Dataset records:
++++++++++++++++++++

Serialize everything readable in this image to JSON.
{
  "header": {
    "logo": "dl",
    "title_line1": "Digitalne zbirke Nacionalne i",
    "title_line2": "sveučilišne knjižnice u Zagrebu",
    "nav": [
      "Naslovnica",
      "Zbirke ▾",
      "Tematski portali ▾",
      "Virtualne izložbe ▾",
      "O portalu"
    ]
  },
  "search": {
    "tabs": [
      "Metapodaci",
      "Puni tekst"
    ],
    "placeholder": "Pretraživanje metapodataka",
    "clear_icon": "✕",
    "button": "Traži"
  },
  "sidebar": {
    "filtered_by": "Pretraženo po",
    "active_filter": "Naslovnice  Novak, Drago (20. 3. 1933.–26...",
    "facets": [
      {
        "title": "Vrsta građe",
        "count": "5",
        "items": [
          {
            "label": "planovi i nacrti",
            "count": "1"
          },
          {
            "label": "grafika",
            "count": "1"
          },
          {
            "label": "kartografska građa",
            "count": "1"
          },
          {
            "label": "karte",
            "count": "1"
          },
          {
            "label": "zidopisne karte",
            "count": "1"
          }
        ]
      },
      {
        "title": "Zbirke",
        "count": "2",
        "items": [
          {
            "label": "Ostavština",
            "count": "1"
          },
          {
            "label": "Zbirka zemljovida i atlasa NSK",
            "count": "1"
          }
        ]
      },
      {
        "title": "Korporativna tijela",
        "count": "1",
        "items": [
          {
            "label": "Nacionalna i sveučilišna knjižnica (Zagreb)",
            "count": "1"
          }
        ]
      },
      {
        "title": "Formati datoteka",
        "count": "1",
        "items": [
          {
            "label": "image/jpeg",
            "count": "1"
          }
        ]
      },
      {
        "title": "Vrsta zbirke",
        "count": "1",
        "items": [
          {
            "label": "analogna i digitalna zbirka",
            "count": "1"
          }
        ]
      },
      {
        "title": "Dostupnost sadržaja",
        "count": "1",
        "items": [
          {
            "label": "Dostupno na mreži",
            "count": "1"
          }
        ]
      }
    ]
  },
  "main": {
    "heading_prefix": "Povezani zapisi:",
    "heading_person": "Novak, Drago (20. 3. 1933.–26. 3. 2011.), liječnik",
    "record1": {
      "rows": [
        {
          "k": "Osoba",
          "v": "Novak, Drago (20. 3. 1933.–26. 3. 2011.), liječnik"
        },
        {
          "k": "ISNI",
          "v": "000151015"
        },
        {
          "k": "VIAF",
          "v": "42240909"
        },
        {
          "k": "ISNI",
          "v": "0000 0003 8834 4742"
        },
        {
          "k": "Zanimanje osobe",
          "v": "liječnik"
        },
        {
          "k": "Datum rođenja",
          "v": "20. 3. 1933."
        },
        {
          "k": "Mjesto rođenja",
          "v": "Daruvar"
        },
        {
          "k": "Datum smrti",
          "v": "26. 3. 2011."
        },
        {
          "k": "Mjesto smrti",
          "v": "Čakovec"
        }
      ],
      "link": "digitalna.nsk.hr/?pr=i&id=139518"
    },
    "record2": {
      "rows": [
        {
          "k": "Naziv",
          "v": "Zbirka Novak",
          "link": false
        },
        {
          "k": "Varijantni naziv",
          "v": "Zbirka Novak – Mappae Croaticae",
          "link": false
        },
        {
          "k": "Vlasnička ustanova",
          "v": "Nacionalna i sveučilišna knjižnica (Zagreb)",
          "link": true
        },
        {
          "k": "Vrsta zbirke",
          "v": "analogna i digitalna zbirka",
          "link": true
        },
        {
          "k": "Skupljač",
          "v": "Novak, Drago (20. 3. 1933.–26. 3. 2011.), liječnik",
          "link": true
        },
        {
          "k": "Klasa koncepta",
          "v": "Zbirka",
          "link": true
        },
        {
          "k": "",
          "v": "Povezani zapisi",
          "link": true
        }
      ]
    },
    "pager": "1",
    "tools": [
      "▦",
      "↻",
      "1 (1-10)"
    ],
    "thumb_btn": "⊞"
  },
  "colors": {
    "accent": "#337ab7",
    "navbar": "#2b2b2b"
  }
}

++++++++++++++++++++

- _Work instructions_: Your task is to return the full listing exactly as it was given.

- _Written response_:
Serialize everything readable in this image to JSON.
{
  "header": {
    "logo": "dl",
    "title_line1": "Digitalne zbirke Nacionalne i",
    "title_line2": "sveučilišne knjižnice u Zagrebu",
    "nav": [
      "Naslovnica",
      "Zbirke ▾",
      "Tematski portali ▾",
      "Virtualne izložbe ▾",
      "O portalu"
    ]
  },
  "search": {
    "tabs": [
      "Metapodaci",
      "Puni tekst"
    ],
    "placeholder": "Pretraživanje metapodataka",
    "clear_icon": "✕",
    "button": "Traži"
  },
  "sidebar": {
    "filtered_by": "Pretraženo po",
    "active_filter": "Naslovnice  Novak, Drago (20. 3. 1933.–26...",
    "facets": [
      {
        "title": "Vrsta građe",
        "count": "5",
        "items": [
          {
            "label": "planovi i nacrti",
            "count": "1"
          },
          {
            "label": "grafika",
            "count": "1"
          },
          {
            "label": "kartografska građa",
            "count": "1"
          },
          {
            "label": "karte",
            "count": "1"
          },
          {
            "label": "zidopisne karte",
            "count": "1"
          }
        ]
      },
      {
        "title": "Zbirke",
        "count": "2",
        "items": [
          {
            "label": "Ostavština",
            "count": "1"
          },
          {
            "label": "Zbirka zemljovida i atlasa NSK",
            "count": "1"
          }
        ]
      },
      {
        "title": "Korporativna tijela",
        "count": "1",
        "items": [
          {
            "label": "Nacionalna i sveučilišna knjižnica (Zagreb)",
            "count": "1"
          }
        ]
      },
      {
        "title": "Formati datoteka",
        "count": "1",
        "items": [
          {
            "label": "image/jpeg",
            "count": "1"
          }
        ]
      },
      {
        "title": "Vrsta zbirke",
        "count": "1",
        "items": [
          {
            "label": "analogna i digitalna zbirka",
            "count": "1"
          }
        ]
      },
      {
        "title": "Dostupnost sadržaja",
        "count": "1",
        "items": [
          {
            "label": "Dostupno na mreži",
            "count": "1"
          }
        ]
      }
    ]
  },
  "main": {
    "heading_prefix": "Povezani zapisi:",
    "heading_person": "Novak, Drago (20. 3. 1933.–26. 3. 2011.), liječnik",
    "record1": {
      "rows": [
        {
          "k": "Osoba",
          "v": "Novak, Drago (20. 3. 1933.–26. 3. 2011.), liječnik"
        },
        {
          "k": "ISNI",
          "v": "000151015"
        },
        {
          "k": "VIAF",
          "v": "42240909"
        },
        {
          "k": "ISNI",
          "v": "0000 0003 8834 4742"
        },
        {
          "k": "Zanimanje osobe",
          "v": "liječnik"
        },
        {
          "k": "Datum rođenja",
          "v": "20. 3. 1933."
        },
        {
          "k": "Mjesto rođenja",
          "v": "Daruvar"
        },
        {
          "k": "Datum smrti",
          "v": "26. 3. 2011."
        },
        {
          "k": "Mjesto smrti",
          "v": "Čakovec"
        }
      ],
      "link": "digitalna.nsk.hr/?pr=i&id=139518"
    },
    "record2": {
      "rows": [
        {
          "k": "Naziv",
          "v": "Zbirka Novak",
          "link": false
        },
        {
          "k": "Varijantni naziv",
          "v": "Zbirka Novak – Mappae Croaticae",
          "link": false
        },
        {
          "k": "Vlasnička ustanova",
          "v": "Nacionalna i sveučilišna knjižnica (Zagreb)",
          "link": true
        },
        {
          "k": "Vrsta zbirke",
          "v": "analogna i digitalna zbirka",
          "link": true
        },
        {
          "k": "Skupljač",
          "v": "Novak, Drago (20. 3. 1933.–26. 3. 2011.), liječnik",
          "link": true
        },
        {
          "k": "Klasa koncepta",
          "v": "Zbirka",
          "link": true
        },
        {
          "k": "",
          "v": "Povezani zapisi",
          "link": true
        }
      ]
    },
    "pager": "1",
    "tools": [
      "▦",
      "↻",
      "1 (1-10)"
    ],
    "thumb_btn": "⊞"
  },
  "colors": {
    "accent": "#337ab7",
    "navbar": "#2b2b2b"
  }
}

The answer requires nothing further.